--- Task brief ---
Exclude the pictures, then repeat the remaining data exactly.

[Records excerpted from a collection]
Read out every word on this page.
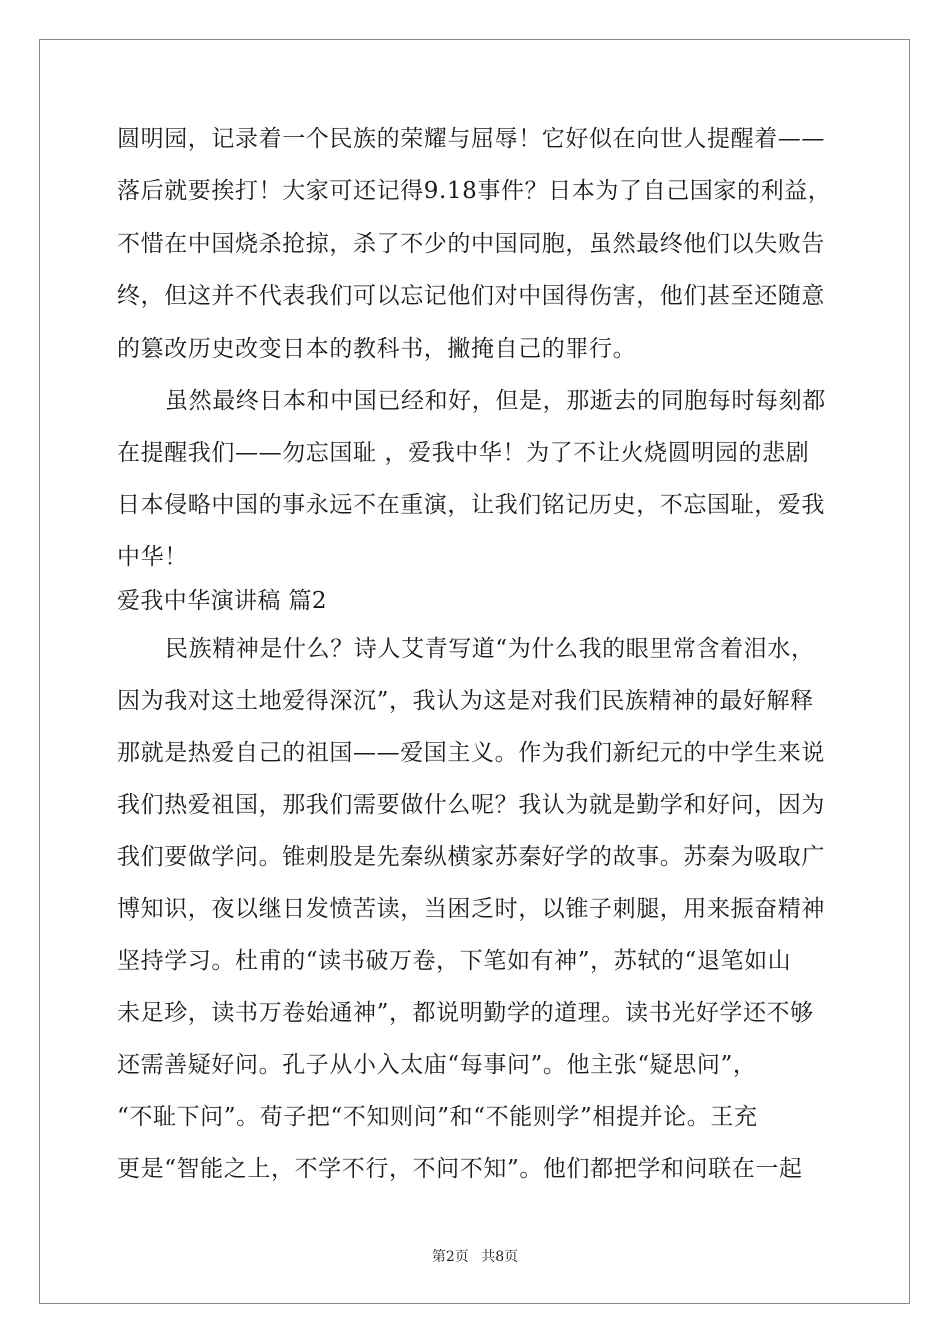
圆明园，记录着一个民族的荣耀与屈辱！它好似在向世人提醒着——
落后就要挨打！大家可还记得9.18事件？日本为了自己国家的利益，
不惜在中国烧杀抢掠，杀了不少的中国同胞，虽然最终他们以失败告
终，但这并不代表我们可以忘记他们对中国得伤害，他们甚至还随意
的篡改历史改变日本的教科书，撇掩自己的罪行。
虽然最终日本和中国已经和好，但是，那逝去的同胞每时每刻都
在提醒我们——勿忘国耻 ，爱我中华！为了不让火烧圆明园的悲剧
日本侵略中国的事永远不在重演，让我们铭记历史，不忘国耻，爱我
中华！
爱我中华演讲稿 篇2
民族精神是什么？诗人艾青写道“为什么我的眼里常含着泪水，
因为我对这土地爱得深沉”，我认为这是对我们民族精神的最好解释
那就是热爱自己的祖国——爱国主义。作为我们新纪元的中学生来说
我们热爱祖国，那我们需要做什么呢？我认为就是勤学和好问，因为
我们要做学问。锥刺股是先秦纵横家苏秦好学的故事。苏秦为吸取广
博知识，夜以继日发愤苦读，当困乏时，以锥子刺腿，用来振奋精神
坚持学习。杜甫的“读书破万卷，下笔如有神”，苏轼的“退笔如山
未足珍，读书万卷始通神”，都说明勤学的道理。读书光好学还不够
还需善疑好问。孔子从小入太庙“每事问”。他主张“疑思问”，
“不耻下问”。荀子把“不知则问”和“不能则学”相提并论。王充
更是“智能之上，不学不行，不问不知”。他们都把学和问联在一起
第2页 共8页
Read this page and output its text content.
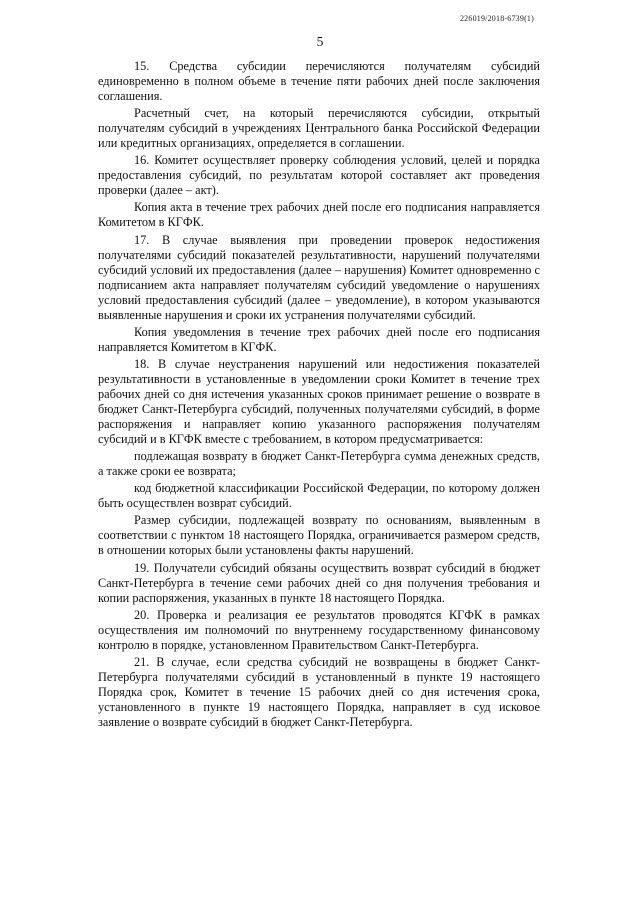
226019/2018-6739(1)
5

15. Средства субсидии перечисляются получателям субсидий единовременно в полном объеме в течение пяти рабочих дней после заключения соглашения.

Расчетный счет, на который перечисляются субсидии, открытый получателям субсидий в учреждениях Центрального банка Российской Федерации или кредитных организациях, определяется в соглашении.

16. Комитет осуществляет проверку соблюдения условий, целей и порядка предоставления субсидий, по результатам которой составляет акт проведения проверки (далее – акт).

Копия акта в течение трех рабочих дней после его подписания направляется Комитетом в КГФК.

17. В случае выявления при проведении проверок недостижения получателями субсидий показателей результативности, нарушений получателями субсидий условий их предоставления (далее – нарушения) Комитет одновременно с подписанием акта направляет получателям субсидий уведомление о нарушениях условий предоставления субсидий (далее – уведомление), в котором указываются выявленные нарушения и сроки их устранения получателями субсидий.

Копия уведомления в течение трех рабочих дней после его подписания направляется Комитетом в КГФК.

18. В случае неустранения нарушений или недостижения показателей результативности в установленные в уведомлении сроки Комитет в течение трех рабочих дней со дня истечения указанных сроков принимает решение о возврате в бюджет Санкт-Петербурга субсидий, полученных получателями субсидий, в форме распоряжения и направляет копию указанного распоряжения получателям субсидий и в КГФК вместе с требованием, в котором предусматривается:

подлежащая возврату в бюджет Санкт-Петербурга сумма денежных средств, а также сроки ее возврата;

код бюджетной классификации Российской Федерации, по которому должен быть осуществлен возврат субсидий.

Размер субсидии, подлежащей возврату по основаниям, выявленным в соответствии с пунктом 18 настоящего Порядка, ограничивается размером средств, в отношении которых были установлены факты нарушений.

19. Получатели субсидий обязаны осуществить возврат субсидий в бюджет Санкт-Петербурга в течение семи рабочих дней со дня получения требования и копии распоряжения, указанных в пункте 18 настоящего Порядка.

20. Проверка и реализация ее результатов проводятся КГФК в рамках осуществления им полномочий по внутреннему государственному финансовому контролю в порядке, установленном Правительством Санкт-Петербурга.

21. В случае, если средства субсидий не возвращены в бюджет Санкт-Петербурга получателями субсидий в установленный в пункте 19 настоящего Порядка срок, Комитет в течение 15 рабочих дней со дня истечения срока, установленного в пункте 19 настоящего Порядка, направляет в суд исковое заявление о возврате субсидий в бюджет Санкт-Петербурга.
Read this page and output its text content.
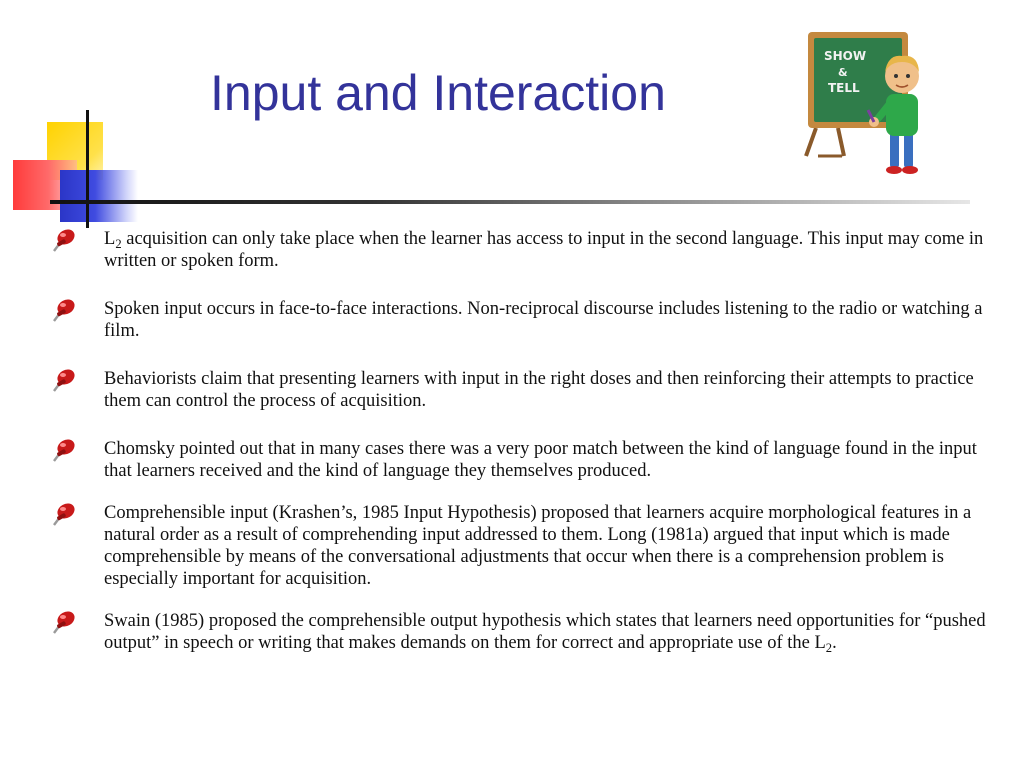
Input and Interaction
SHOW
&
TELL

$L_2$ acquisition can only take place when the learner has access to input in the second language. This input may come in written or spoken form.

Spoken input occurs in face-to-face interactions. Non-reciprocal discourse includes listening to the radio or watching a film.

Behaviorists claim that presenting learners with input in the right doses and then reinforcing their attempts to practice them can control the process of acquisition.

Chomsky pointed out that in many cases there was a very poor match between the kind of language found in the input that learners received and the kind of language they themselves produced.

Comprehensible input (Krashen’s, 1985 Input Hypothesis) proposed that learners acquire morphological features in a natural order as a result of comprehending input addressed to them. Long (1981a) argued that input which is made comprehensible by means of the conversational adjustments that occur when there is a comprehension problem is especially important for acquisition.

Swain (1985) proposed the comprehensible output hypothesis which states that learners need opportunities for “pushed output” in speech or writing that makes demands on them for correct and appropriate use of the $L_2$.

--- Correct output ---
Read out every word on this page.
圆明园，记录着一个民族的荣耀与屈辱！它好似在向世人提醒着——
落后就要挨打！大家可还记得9.18事件？日本为了自己国家的利益，
不惜在中国烧杀抢掠，杀了不少的中国同胞，虽然最终他们以失败告
终，但这并不代表我们可以忘记他们对中国得伤害，他们甚至还随意
的篡改历史改变日本的教科书，撇掩自己的罪行。
虽然最终日本和中国已经和好，但是，那逝去的同胞每时每刻都
在提醒我们——勿忘国耻 ，爱我中华！为了不让火烧圆明园的悲剧
日本侵略中国的事永远不在重演，让我们铭记历史，不忘国耻，爱我
中华！
爱我中华演讲稿 篇2
民族精神是什么？诗人艾青写道“为什么我的眼里常含着泪水，
因为我对这土地爱得深沉”，我认为这是对我们民族精神的最好解释
那就是热爱自己的祖国——爱国主义。作为我们新纪元的中学生来说
我们热爱祖国，那我们需要做什么呢？我认为就是勤学和好问，因为
我们要做学问。锥刺股是先秦纵横家苏秦好学的故事。苏秦为吸取广
博知识，夜以继日发愤苦读，当困乏时，以锥子刺腿，用来振奋精神
坚持学习。杜甫的“读书破万卷，下笔如有神”，苏轼的“退笔如山
未足珍，读书万卷始通神”，都说明勤学的道理。读书光好学还不够
还需善疑好问。孔子从小入太庙“每事问”。他主张“疑思问”，
“不耻下问”。荀子把“不知则问”和“不能则学”相提并论。王充
更是“智能之上，不学不行，不问不知”。他们都把学和问联在一起
第2页 共8页
Read this page and output its text content.
226019/2018-6739(1)
5

15. Средства субсидии перечисляются получателям субсидий единовременно в полном объеме в течение пяти рабочих дней после заключения соглашения.

Расчетный счет, на который перечисляются субсидии, открытый получателям субсидий в учреждениях Центрального банка Российской Федерации или кредитных организациях, определяется в соглашении.

16. Комитет осуществляет проверку соблюдения условий, целей и порядка предоставления субсидий, по результатам которой составляет акт проведения проверки (далее – акт).

Копия акта в течение трех рабочих дней после его подписания направляется Комитетом в КГФК.

17. В случае выявления при проведении проверок недостижения получателями субсидий показателей результативности, нарушений получателями субсидий условий их предоставления (далее – нарушения) Комитет одновременно с подписанием акта направляет получателям субсидий уведомление о нарушениях условий предоставления субсидий (далее – уведомление), в котором указываются выявленные нарушения и сроки их устранения получателями субсидий.

Копия уведомления в течение трех рабочих дней после его подписания направляется Комитетом в КГФК.

18. В случае неустранения нарушений или недостижения показателей результативности в установленные в уведомлении сроки Комитет в течение трех рабочих дней со дня истечения указанных сроков принимает решение о возврате в бюджет Санкт-Петербурга субсидий, полученных получателями субсидий, в форме распоряжения и направляет копию указанного распоряжения получателям субсидий и в КГФК вместе с требованием, в котором предусматривается:

подлежащая возврату в бюджет Санкт-Петербурга сумма денежных средств, а также сроки ее возврата;

код бюджетной классификации Российской Федерации, по которому должен быть осуществлен возврат субсидий.

Размер субсидии, подлежащей возврату по основаниям, выявленным в соответствии с пунктом 18 настоящего Порядка, ограничивается размером средств, в отношении которых были установлены факты нарушений.

19. Получатели субсидий обязаны осуществить возврат субсидий в бюджет Санкт-Петербурга в течение семи рабочих дней со дня получения требования и копии распоряжения, указанных в пункте 18 настоящего Порядка.

20. Проверка и реализация ее результатов проводятся КГФК в рамках осуществления им полномочий по внутреннему государственному финансовому контролю в порядке, установленном Правительством Санкт-Петербурга.

21. В случае, если средства субсидий не возвращены в бюджет Санкт-Петербурга получателями субсидий в установленный в пункте 19 настоящего Порядка срок, Комитет в течение 15 рабочих дней со дня истечения срока, установленного в пункте 19 настоящего Порядка, направляет в суд исковое заявление о возврате субсидий в бюджет Санкт-Петербурга.
Read this page and output its text content.
Input and Interaction
SHOW
&
TELL

$L_2$ acquisition can only take place when the learner has access to input in the second language. This input may come in written or spoken form.

Spoken input occurs in face-to-face interactions. Non-reciprocal discourse includes listening to the radio or watching a film.

Behaviorists claim that presenting learners with input in the right doses and then reinforcing their attempts to practice them can control the process of acquisition.

Chomsky pointed out that in many cases there was a very poor match between the kind of language found in the input that learners received and the kind of language they themselves produced.

Comprehensible input (Krashen’s, 1985 Input Hypothesis) proposed that learners acquire morphological features in a natural order as a result of comprehending input addressed to them. Long (1981a) argued that input which is made comprehensible by means of the conversational adjustments that occur when there is a comprehension problem is especially important for acquisition.

Swain (1985) proposed the comprehensible output hypothesis which states that learners need opportunities for “pushed output” in speech or writing that makes demands on them for correct and appropriate use of the $L_2$.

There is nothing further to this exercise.